# Instruction:
Repeat each record below exactly as given.

(Stored items from a collection)
----------------------------------------

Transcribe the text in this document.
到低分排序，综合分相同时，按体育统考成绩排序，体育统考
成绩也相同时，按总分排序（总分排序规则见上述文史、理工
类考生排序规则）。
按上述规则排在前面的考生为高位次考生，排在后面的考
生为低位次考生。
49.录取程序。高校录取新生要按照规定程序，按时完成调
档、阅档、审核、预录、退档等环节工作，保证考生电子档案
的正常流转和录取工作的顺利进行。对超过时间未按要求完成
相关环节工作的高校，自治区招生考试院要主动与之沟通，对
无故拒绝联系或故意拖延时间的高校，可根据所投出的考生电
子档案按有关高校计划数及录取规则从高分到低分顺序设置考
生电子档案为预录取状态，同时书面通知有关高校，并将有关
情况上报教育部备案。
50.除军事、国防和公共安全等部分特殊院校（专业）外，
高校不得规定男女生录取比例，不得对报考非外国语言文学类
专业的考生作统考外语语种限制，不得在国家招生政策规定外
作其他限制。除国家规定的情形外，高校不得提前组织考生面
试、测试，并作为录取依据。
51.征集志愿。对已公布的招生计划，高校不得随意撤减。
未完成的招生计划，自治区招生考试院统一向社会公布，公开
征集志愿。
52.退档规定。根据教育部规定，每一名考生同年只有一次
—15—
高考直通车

----------------------------------------

# Solution for this exercise:
Transcribe the text in this document.
到低分排序，综合分相同时，按体育统考成绩排序，体育统考
成绩也相同时，按总分排序（总分排序规则见上述文史、理工
类考生排序规则）。
按上述规则排在前面的考生为高位次考生，排在后面的考
生为低位次考生。
49.录取程序。高校录取新生要按照规定程序，按时完成调
档、阅档、审核、预录、退档等环节工作，保证考生电子档案
的正常流转和录取工作的顺利进行。对超过时间未按要求完成
相关环节工作的高校，自治区招生考试院要主动与之沟通，对
无故拒绝联系或故意拖延时间的高校，可根据所投出的考生电
子档案按有关高校计划数及录取规则从高分到低分顺序设置考
生电子档案为预录取状态，同时书面通知有关高校，并将有关
情况上报教育部备案。
50.除军事、国防和公共安全等部分特殊院校（专业）外，
高校不得规定男女生录取比例，不得对报考非外国语言文学类
专业的考生作统考外语语种限制，不得在国家招生政策规定外
作其他限制。除国家规定的情形外，高校不得提前组织考生面
试、测试，并作为录取依据。
51.征集志愿。对已公布的招生计划，高校不得随意撤减。
未完成的招生计划，自治区招生考试院统一向社会公布，公开
征集志愿。
52.退档规定。根据教育部规定，每一名考生同年只有一次
—15—
高考直通车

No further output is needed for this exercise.